▸ Problem requirements: Restate each line of the listing exactly, without carrying over any pictures.

start

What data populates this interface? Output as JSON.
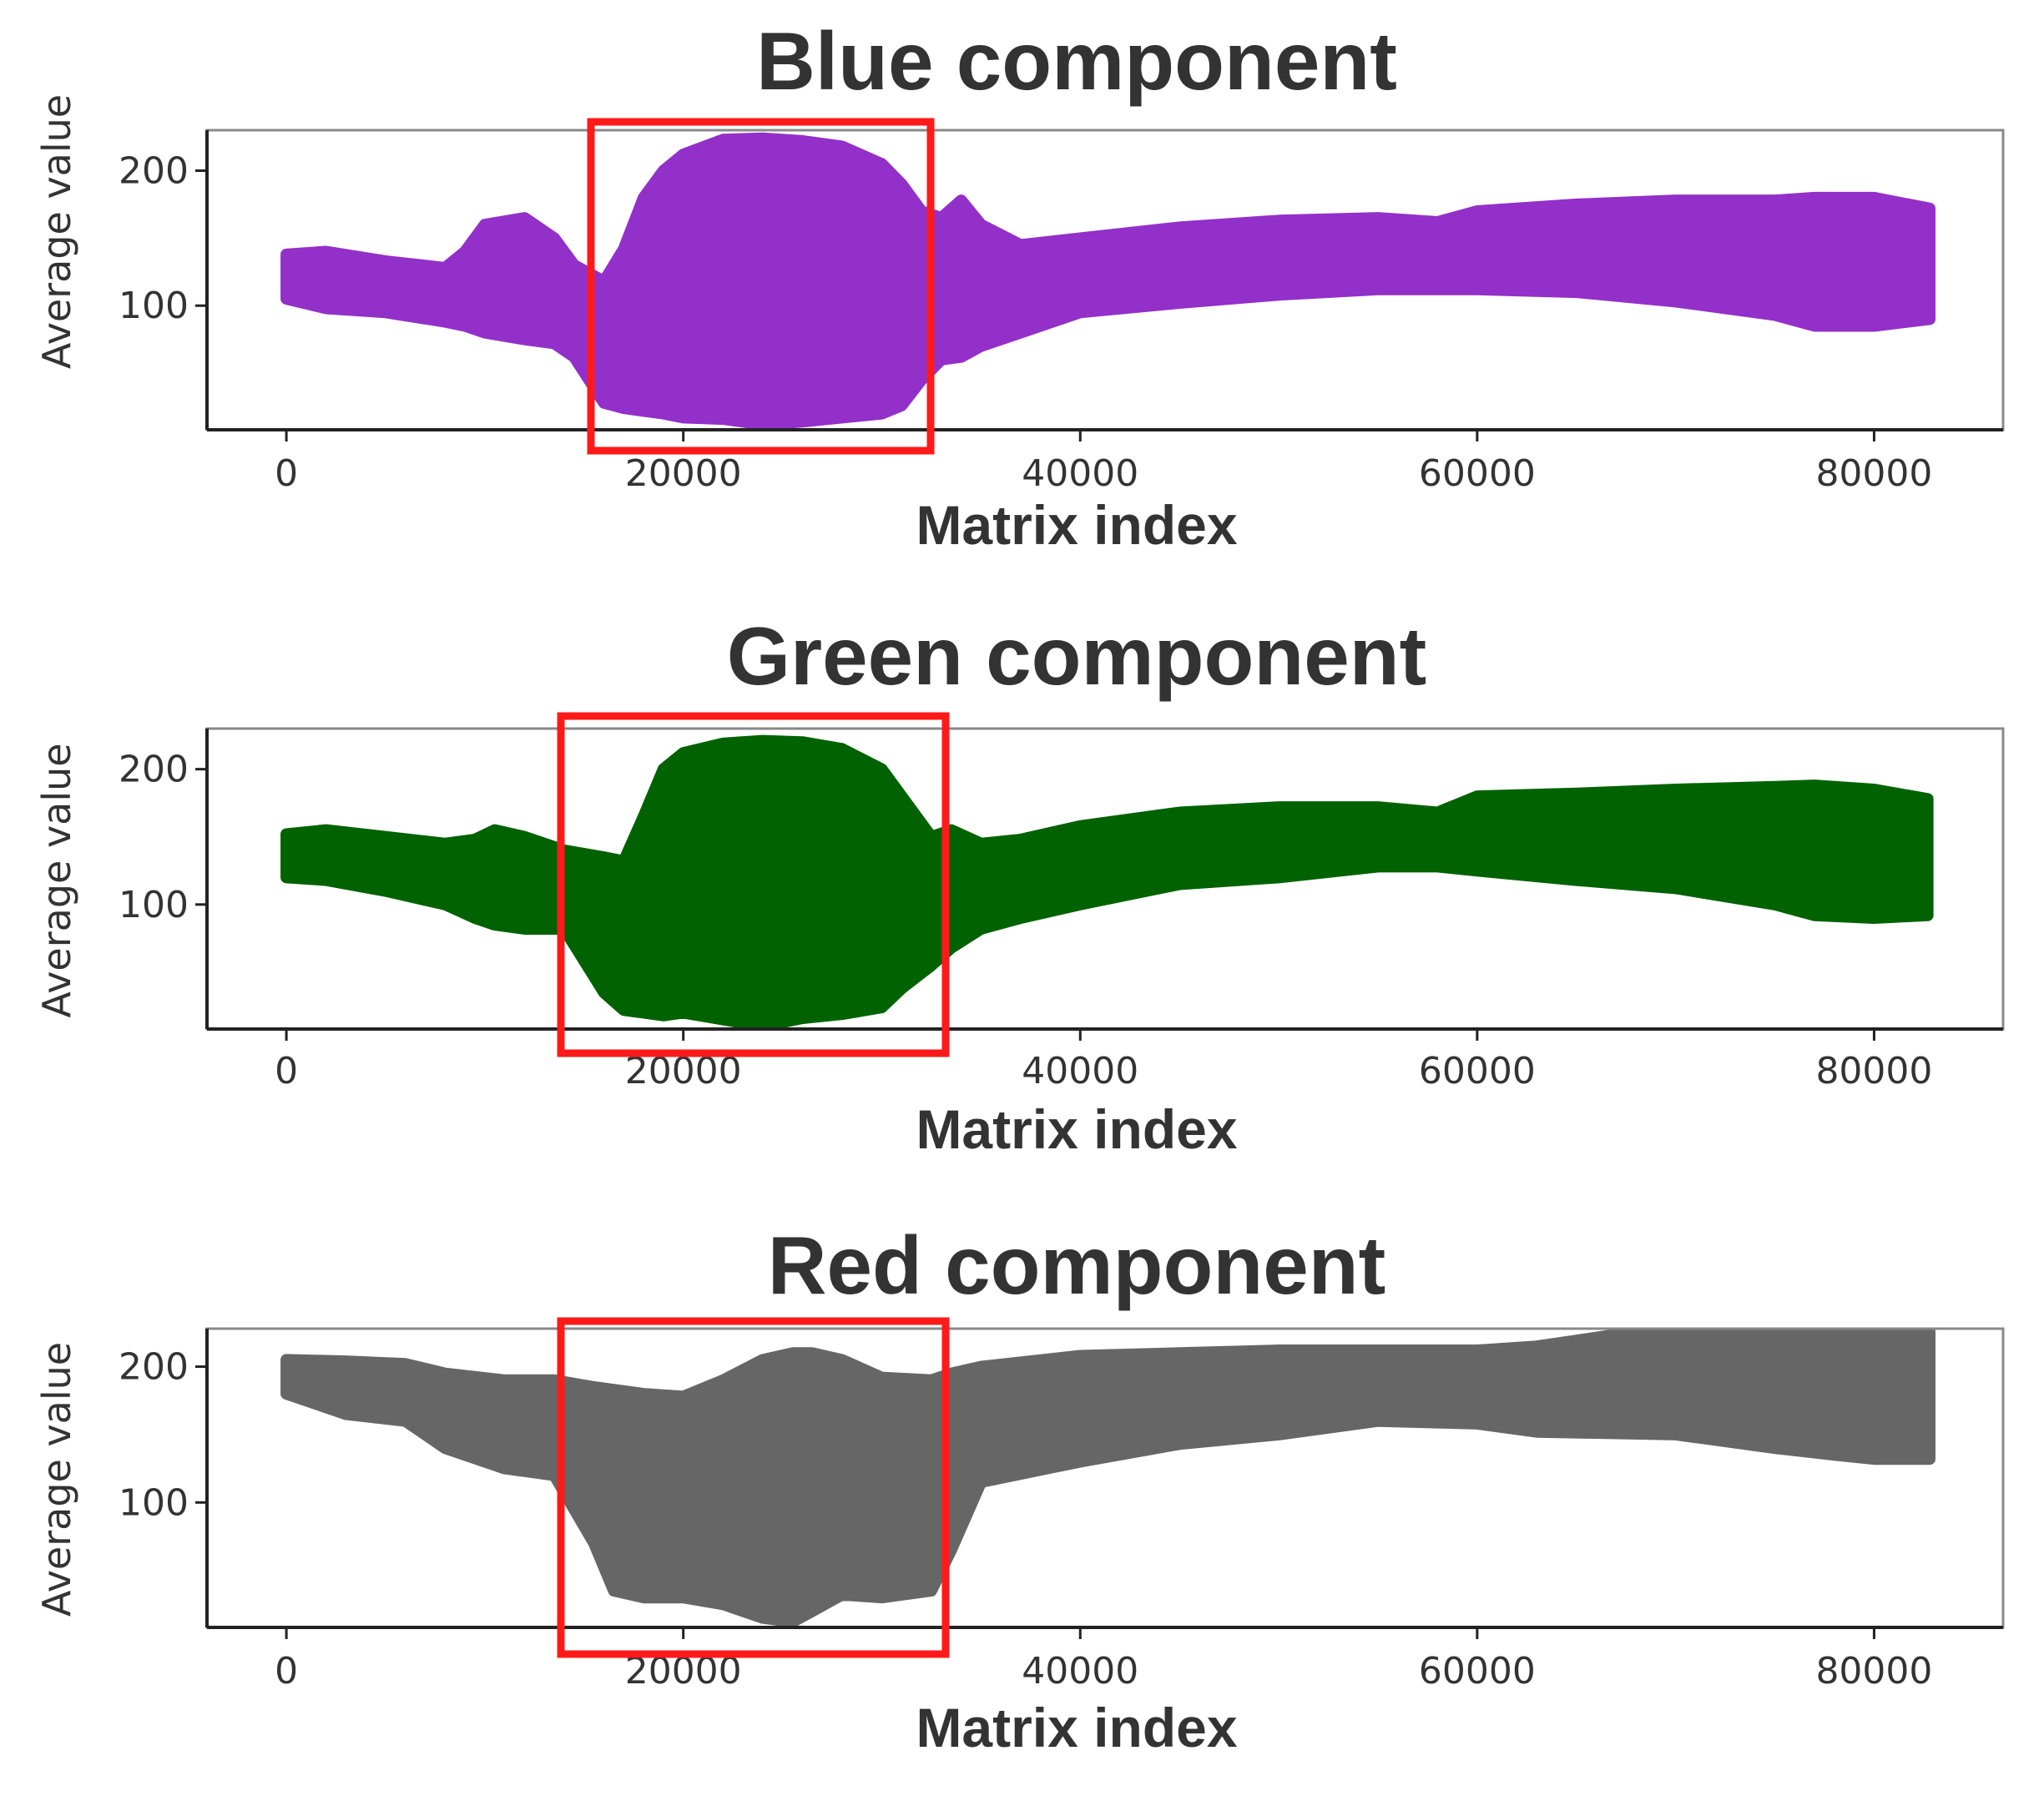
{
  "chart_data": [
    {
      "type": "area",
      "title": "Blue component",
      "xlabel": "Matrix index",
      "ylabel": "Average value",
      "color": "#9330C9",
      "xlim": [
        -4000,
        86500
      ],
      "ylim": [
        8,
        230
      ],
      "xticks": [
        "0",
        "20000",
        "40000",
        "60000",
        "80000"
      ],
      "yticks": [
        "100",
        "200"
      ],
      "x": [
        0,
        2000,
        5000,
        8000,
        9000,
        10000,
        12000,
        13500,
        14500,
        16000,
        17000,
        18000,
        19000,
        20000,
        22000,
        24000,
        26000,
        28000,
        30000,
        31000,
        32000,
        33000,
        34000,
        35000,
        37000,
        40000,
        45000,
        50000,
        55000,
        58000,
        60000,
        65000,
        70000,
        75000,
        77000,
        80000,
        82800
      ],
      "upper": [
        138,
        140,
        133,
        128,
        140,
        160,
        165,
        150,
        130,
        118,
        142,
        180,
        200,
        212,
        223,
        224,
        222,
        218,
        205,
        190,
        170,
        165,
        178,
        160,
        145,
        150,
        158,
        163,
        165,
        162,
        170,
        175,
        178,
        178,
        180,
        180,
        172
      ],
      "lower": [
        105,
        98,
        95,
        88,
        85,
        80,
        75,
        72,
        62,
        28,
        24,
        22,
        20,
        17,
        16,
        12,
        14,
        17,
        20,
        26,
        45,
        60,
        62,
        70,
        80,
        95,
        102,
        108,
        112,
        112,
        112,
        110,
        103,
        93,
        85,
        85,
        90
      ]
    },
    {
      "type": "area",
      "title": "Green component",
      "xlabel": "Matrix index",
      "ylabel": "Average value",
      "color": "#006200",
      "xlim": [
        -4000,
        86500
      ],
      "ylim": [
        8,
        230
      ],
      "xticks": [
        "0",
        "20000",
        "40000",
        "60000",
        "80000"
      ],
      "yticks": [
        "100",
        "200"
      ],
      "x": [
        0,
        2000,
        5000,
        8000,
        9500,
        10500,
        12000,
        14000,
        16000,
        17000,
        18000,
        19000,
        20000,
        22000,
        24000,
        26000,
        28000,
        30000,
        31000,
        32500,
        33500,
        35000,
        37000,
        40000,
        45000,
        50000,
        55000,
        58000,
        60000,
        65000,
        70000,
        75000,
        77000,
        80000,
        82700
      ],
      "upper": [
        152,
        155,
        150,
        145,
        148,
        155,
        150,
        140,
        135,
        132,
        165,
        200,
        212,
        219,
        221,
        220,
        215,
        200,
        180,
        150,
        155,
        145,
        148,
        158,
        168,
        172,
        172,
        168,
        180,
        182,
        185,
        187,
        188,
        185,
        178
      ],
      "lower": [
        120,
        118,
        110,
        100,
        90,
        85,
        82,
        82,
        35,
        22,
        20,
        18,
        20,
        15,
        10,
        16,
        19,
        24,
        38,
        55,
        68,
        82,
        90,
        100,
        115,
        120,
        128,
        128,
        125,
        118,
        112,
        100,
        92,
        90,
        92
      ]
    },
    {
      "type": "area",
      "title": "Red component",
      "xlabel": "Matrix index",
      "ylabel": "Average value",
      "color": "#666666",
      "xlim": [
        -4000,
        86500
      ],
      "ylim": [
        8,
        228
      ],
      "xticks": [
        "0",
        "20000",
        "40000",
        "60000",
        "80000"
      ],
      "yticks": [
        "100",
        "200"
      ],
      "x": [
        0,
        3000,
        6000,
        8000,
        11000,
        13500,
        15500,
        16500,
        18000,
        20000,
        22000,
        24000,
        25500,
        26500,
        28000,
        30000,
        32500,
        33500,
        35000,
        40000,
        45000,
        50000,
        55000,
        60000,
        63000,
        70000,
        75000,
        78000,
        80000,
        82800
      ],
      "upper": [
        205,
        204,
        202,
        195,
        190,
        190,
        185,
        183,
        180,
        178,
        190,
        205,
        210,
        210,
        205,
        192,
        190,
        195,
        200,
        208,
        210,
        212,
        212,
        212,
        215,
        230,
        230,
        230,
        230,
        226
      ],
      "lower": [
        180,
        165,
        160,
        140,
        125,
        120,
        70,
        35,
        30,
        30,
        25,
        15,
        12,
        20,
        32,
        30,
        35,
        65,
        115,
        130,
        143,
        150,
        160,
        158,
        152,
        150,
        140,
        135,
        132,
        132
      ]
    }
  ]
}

end

▸ Solution for this task:
What data populates this interface? Output as JSON.
{
  "chart_data": [
    {
      "type": "area",
      "title": "Blue component",
      "xlabel": "Matrix index",
      "ylabel": "Average value",
      "color": "#9330C9",
      "xlim": [
        -4000,
        86500
      ],
      "ylim": [
        8,
        230
      ],
      "xticks": [
        "0",
        "20000",
        "40000",
        "60000",
        "80000"
      ],
      "yticks": [
        "100",
        "200"
      ],
      "x": [
        0,
        2000,
        5000,
        8000,
        9000,
        10000,
        12000,
        13500,
        14500,
        16000,
        17000,
        18000,
        19000,
        20000,
        22000,
        24000,
        26000,
        28000,
        30000,
        31000,
        32000,
        33000,
        34000,
        35000,
        37000,
        40000,
        45000,
        50000,
        55000,
        58000,
        60000,
        65000,
        70000,
        75000,
        77000,
        80000,
        82800
      ],
      "upper": [
        138,
        140,
        133,
        128,
        140,
        160,
        165,
        150,
        130,
        118,
        142,
        180,
        200,
        212,
        223,
        224,
        222,
        218,
        205,
        190,
        170,
        165,
        178,
        160,
        145,
        150,
        158,
        163,
        165,
        162,
        170,
        175,
        178,
        178,
        180,
        180,
        172
      ],
      "lower": [
        105,
        98,
        95,
        88,
        85,
        80,
        75,
        72,
        62,
        28,
        24,
        22,
        20,
        17,
        16,
        12,
        14,
        17,
        20,
        26,
        45,
        60,
        62,
        70,
        80,
        95,
        102,
        108,
        112,
        112,
        112,
        110,
        103,
        93,
        85,
        85,
        90
      ]
    },
    {
      "type": "area",
      "title": "Green component",
      "xlabel": "Matrix index",
      "ylabel": "Average value",
      "color": "#006200",
      "xlim": [
        -4000,
        86500
      ],
      "ylim": [
        8,
        230
      ],
      "xticks": [
        "0",
        "20000",
        "40000",
        "60000",
        "80000"
      ],
      "yticks": [
        "100",
        "200"
      ],
      "x": [
        0,
        2000,
        5000,
        8000,
        9500,
        10500,
        12000,
        14000,
        16000,
        17000,
        18000,
        19000,
        20000,
        22000,
        24000,
        26000,
        28000,
        30000,
        31000,
        32500,
        33500,
        35000,
        37000,
        40000,
        45000,
        50000,
        55000,
        58000,
        60000,
        65000,
        70000,
        75000,
        77000,
        80000,
        82700
      ],
      "upper": [
        152,
        155,
        150,
        145,
        148,
        155,
        150,
        140,
        135,
        132,
        165,
        200,
        212,
        219,
        221,
        220,
        215,
        200,
        180,
        150,
        155,
        145,
        148,
        158,
        168,
        172,
        172,
        168,
        180,
        182,
        185,
        187,
        188,
        185,
        178
      ],
      "lower": [
        120,
        118,
        110,
        100,
        90,
        85,
        82,
        82,
        35,
        22,
        20,
        18,
        20,
        15,
        10,
        16,
        19,
        24,
        38,
        55,
        68,
        82,
        90,
        100,
        115,
        120,
        128,
        128,
        125,
        118,
        112,
        100,
        92,
        90,
        92
      ]
    },
    {
      "type": "area",
      "title": "Red component",
      "xlabel": "Matrix index",
      "ylabel": "Average value",
      "color": "#666666",
      "xlim": [
        -4000,
        86500
      ],
      "ylim": [
        8,
        228
      ],
      "xticks": [
        "0",
        "20000",
        "40000",
        "60000",
        "80000"
      ],
      "yticks": [
        "100",
        "200"
      ],
      "x": [
        0,
        3000,
        6000,
        8000,
        11000,
        13500,
        15500,
        16500,
        18000,
        20000,
        22000,
        24000,
        25500,
        26500,
        28000,
        30000,
        32500,
        33500,
        35000,
        40000,
        45000,
        50000,
        55000,
        60000,
        63000,
        70000,
        75000,
        78000,
        80000,
        82800
      ],
      "upper": [
        205,
        204,
        202,
        195,
        190,
        190,
        185,
        183,
        180,
        178,
        190,
        205,
        210,
        210,
        205,
        192,
        190,
        195,
        200,
        208,
        210,
        212,
        212,
        212,
        215,
        230,
        230,
        230,
        230,
        226
      ],
      "lower": [
        180,
        165,
        160,
        140,
        125,
        120,
        70,
        35,
        30,
        30,
        25,
        15,
        12,
        20,
        32,
        30,
        35,
        65,
        115,
        130,
        143,
        150,
        160,
        158,
        152,
        150,
        140,
        135,
        132,
        132
      ]
    }
  ]
}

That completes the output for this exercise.